*To do*
Tally the lines that contain the string "ProgressMonitor" and state that total without comment.

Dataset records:

______________________________

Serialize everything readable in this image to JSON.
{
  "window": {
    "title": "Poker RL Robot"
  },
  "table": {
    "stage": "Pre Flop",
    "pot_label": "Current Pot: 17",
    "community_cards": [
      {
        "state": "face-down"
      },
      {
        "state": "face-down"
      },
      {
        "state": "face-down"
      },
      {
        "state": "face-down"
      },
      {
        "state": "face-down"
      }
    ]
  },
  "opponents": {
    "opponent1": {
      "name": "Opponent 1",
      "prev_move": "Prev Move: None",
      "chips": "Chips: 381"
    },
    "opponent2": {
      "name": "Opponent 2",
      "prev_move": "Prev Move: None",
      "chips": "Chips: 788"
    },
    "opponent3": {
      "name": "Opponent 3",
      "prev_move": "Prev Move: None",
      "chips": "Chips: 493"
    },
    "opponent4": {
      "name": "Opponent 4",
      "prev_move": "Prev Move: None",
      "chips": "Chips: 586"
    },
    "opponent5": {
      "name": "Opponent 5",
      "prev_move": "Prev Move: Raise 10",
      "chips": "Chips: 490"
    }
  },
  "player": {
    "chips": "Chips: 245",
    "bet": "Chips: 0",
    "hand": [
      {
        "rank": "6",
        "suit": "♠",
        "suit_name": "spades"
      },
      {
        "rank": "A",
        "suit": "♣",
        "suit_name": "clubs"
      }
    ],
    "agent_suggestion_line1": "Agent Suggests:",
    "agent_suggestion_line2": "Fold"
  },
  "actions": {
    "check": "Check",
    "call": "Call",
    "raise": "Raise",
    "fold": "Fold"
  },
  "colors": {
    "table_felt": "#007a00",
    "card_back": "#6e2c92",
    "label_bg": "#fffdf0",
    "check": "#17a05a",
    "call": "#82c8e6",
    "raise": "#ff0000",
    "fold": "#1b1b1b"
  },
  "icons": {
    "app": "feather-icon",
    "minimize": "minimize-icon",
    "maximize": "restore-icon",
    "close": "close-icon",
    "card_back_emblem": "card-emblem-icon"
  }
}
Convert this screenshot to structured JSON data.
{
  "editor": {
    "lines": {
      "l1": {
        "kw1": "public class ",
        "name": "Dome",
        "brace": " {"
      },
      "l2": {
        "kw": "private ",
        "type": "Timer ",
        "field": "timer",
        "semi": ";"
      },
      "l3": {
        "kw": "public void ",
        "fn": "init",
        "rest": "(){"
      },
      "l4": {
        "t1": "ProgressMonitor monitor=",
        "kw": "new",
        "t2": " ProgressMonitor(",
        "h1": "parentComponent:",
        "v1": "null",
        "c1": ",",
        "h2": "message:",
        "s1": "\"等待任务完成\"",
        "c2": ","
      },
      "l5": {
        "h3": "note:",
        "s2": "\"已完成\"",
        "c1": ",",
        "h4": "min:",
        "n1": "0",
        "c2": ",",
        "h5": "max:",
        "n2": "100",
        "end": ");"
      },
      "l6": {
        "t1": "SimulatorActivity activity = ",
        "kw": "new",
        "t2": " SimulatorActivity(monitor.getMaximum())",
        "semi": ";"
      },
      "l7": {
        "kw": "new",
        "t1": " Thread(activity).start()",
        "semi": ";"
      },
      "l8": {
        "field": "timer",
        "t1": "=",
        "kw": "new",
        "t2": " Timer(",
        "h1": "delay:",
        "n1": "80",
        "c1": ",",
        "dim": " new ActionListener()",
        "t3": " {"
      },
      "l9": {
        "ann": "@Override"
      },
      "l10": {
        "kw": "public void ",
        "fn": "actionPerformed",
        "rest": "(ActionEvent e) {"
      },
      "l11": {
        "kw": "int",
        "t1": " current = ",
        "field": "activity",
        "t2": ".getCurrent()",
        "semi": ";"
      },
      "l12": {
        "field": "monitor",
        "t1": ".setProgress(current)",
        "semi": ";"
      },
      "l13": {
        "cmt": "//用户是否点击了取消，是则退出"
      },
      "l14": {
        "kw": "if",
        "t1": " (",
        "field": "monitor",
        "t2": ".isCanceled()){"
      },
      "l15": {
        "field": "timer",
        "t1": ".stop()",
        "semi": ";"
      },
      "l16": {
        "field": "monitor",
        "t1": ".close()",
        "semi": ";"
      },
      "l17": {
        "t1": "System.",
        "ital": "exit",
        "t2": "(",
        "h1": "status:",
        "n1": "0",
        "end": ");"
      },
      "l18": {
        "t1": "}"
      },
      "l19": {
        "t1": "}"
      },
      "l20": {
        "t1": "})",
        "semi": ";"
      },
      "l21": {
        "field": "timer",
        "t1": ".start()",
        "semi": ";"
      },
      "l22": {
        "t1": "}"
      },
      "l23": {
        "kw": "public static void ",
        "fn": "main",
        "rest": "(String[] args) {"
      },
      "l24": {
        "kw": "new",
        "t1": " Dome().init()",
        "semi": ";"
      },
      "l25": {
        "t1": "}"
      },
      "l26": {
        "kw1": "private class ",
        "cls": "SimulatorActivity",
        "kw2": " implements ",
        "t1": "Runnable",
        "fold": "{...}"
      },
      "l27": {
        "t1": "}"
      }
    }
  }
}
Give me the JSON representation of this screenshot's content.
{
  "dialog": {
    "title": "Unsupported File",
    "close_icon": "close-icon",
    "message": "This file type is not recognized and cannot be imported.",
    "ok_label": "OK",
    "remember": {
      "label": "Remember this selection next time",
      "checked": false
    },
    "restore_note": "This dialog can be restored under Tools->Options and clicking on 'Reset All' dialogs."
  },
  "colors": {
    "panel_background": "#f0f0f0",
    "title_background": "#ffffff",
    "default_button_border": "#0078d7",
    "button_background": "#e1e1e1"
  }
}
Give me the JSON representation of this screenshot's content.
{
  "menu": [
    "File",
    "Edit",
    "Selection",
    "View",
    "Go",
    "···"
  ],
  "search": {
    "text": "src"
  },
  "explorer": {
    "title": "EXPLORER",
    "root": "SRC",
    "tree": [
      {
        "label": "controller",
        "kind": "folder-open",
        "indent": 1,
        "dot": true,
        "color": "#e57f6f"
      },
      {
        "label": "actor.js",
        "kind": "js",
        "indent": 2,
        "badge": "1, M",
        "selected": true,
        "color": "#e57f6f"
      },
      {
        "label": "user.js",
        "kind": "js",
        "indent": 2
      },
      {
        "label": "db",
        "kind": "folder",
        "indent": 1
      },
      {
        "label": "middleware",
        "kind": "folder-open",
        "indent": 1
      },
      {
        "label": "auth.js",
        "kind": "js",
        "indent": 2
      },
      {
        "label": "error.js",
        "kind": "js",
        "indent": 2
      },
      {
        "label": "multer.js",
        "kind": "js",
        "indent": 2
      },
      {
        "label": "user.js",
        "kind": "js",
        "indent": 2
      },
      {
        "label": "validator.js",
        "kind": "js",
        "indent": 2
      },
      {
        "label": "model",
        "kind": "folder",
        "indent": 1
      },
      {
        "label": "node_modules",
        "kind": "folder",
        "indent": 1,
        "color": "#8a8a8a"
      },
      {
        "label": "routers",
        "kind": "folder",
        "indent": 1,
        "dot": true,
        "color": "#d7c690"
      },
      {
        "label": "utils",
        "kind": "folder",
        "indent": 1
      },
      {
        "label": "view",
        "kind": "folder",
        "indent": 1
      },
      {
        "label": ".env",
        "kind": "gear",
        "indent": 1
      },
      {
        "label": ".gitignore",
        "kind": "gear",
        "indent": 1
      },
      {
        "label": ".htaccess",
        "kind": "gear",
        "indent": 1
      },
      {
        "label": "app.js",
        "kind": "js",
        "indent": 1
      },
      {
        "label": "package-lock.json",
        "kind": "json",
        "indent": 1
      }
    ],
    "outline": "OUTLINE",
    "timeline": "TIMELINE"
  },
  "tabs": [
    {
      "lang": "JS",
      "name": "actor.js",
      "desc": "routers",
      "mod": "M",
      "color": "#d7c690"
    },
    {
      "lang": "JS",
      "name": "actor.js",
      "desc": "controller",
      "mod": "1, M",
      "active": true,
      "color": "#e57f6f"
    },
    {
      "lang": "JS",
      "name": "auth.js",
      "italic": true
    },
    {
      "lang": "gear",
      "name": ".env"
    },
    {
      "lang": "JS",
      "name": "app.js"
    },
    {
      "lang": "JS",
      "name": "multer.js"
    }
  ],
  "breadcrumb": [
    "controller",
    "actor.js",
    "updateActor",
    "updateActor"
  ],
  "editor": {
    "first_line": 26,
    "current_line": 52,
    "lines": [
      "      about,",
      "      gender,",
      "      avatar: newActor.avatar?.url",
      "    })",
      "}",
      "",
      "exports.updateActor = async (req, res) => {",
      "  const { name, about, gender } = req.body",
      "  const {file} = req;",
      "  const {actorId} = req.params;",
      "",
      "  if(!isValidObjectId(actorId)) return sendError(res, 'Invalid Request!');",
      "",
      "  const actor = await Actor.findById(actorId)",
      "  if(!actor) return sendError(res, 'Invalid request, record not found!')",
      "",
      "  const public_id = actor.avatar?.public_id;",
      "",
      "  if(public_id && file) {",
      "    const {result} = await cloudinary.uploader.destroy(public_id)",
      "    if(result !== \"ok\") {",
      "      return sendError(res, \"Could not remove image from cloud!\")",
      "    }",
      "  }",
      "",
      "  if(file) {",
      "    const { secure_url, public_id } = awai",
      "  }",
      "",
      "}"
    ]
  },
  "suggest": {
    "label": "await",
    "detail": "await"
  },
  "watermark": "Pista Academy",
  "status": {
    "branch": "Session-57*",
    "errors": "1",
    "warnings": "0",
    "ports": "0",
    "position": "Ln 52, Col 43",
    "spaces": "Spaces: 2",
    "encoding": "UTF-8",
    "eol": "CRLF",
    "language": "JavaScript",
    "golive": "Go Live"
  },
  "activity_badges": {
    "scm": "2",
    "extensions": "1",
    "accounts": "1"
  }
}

______________________________

*Written response*
2